Your goal: Each line below is to be written out in full, exactly as shown.

━━━━━━━━━━━━━━━━━━━━

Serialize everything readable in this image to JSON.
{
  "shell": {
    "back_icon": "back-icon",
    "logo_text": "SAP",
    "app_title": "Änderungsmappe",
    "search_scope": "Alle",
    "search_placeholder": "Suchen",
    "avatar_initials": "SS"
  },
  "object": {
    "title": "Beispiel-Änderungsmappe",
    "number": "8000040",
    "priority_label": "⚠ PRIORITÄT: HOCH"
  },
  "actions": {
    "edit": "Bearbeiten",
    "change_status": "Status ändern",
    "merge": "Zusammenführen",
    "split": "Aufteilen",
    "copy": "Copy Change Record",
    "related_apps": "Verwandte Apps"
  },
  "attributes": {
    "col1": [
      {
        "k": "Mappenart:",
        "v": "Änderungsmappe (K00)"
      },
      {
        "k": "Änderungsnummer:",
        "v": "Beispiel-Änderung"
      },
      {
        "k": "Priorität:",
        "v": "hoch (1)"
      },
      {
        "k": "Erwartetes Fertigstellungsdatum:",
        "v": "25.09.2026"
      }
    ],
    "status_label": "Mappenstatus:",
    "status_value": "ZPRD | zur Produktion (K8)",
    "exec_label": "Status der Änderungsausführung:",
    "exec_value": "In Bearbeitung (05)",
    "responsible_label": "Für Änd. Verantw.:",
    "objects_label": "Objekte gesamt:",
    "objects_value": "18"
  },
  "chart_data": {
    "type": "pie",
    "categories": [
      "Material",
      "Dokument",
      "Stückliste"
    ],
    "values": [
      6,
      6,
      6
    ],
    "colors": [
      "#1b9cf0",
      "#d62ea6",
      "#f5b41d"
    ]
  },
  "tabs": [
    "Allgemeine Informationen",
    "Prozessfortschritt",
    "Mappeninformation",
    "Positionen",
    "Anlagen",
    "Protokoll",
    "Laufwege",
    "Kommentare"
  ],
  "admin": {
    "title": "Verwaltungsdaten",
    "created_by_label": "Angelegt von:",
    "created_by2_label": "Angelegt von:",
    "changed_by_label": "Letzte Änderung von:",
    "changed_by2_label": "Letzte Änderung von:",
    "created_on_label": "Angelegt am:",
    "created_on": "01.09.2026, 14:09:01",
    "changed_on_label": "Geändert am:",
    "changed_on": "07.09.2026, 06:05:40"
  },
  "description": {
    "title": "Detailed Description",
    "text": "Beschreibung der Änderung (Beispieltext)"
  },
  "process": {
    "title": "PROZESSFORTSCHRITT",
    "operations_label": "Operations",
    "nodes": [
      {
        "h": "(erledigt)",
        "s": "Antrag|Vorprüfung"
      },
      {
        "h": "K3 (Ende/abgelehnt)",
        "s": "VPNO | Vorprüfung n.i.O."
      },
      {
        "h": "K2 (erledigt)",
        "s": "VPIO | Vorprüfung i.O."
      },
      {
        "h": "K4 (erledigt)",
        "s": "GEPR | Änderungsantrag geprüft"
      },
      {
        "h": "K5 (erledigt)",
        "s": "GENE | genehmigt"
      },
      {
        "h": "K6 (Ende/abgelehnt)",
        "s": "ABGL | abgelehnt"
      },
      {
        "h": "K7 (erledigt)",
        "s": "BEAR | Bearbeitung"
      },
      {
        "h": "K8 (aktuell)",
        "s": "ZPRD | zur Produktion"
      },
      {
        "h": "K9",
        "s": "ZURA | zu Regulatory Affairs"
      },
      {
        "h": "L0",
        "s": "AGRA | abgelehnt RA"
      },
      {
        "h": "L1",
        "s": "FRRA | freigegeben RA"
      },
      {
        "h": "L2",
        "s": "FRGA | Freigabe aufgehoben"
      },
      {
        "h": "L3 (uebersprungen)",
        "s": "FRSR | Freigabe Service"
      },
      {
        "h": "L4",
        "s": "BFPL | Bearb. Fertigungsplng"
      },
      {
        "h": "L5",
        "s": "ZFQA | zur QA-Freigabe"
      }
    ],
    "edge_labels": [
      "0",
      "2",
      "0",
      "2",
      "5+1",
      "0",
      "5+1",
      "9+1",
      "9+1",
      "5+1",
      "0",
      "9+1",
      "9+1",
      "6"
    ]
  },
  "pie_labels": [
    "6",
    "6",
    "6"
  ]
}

━━━━━━━━━━━━━━━━━━━━

Complete answer:
Serialize everything readable in this image to JSON.
{
  "shell": {
    "back_icon": "back-icon",
    "logo_text": "SAP",
    "app_title": "Änderungsmappe",
    "search_scope": "Alle",
    "search_placeholder": "Suchen",
    "avatar_initials": "SS"
  },
  "object": {
    "title": "Beispiel-Änderungsmappe",
    "number": "8000040",
    "priority_label": "⚠ PRIORITÄT: HOCH"
  },
  "actions": {
    "edit": "Bearbeiten",
    "change_status": "Status ändern",
    "merge": "Zusammenführen",
    "split": "Aufteilen",
    "copy": "Copy Change Record",
    "related_apps": "Verwandte Apps"
  },
  "attributes": {
    "col1": [
      {
        "k": "Mappenart:",
        "v": "Änderungsmappe (K00)"
      },
      {
        "k": "Änderungsnummer:",
        "v": "Beispiel-Änderung"
      },
      {
        "k": "Priorität:",
        "v": "hoch (1)"
      },
      {
        "k": "Erwartetes Fertigstellungsdatum:",
        "v": "25.09.2026"
      }
    ],
    "status_label": "Mappenstatus:",
    "status_value": "ZPRD | zur Produktion (K8)",
    "exec_label": "Status der Änderungsausführung:",
    "exec_value": "In Bearbeitung (05)",
    "responsible_label": "Für Änd. Verantw.:",
    "objects_label": "Objekte gesamt:",
    "objects_value": "18"
  },
  "chart_data": {
    "type": "pie",
    "categories": [
      "Material",
      "Dokument",
      "Stückliste"
    ],
    "values": [
      6,
      6,
      6
    ],
    "colors": [
      "#1b9cf0",
      "#d62ea6",
      "#f5b41d"
    ]
  },
  "tabs": [
    "Allgemeine Informationen",
    "Prozessfortschritt",
    "Mappeninformation",
    "Positionen",
    "Anlagen",
    "Protokoll",
    "Laufwege",
    "Kommentare"
  ],
  "admin": {
    "title": "Verwaltungsdaten",
    "created_by_label": "Angelegt von:",
    "created_by2_label": "Angelegt von:",
    "changed_by_label": "Letzte Änderung von:",
    "changed_by2_label": "Letzte Änderung von:",
    "created_on_label": "Angelegt am:",
    "created_on": "01.09.2026, 14:09:01",
    "changed_on_label": "Geändert am:",
    "changed_on": "07.09.2026, 06:05:40"
  },
  "description": {
    "title": "Detailed Description",
    "text": "Beschreibung der Änderung (Beispieltext)"
  },
  "process": {
    "title": "PROZESSFORTSCHRITT",
    "operations_label": "Operations",
    "nodes": [
      {
        "h": "(erledigt)",
        "s": "Antrag|Vorprüfung"
      },
      {
        "h": "K3 (Ende/abgelehnt)",
        "s": "VPNO | Vorprüfung n.i.O."
      },
      {
        "h": "K2 (erledigt)",
        "s": "VPIO | Vorprüfung i.O."
      },
      {
        "h": "K4 (erledigt)",
        "s": "GEPR | Änderungsantrag geprüft"
      },
      {
        "h": "K5 (erledigt)",
        "s": "GENE | genehmigt"
      },
      {
        "h": "K6 (Ende/abgelehnt)",
        "s": "ABGL | abgelehnt"
      },
      {
        "h": "K7 (erledigt)",
        "s": "BEAR | Bearbeitung"
      },
      {
        "h": "K8 (aktuell)",
        "s": "ZPRD | zur Produktion"
      },
      {
        "h": "K9",
        "s": "ZURA | zu Regulatory Affairs"
      },
      {
        "h": "L0",
        "s": "AGRA | abgelehnt RA"
      },
      {
        "h": "L1",
        "s": "FRRA | freigegeben RA"
      },
      {
        "h": "L2",
        "s": "FRGA | Freigabe aufgehoben"
      },
      {
        "h": "L3 (uebersprungen)",
        "s": "FRSR | Freigabe Service"
      },
      {
        "h": "L4",
        "s": "BFPL | Bearb. Fertigungsplng"
      },
      {
        "h": "L5",
        "s": "ZFQA | zur QA-Freigabe"
      }
    ],
    "edge_labels": [
      "0",
      "2",
      "0",
      "2",
      "5+1",
      "0",
      "5+1",
      "9+1",
      "9+1",
      "5+1",
      "0",
      "9+1",
      "9+1",
      "6"
    ]
  },
  "pie_labels": [
    "6",
    "6",
    "6"
  ]
}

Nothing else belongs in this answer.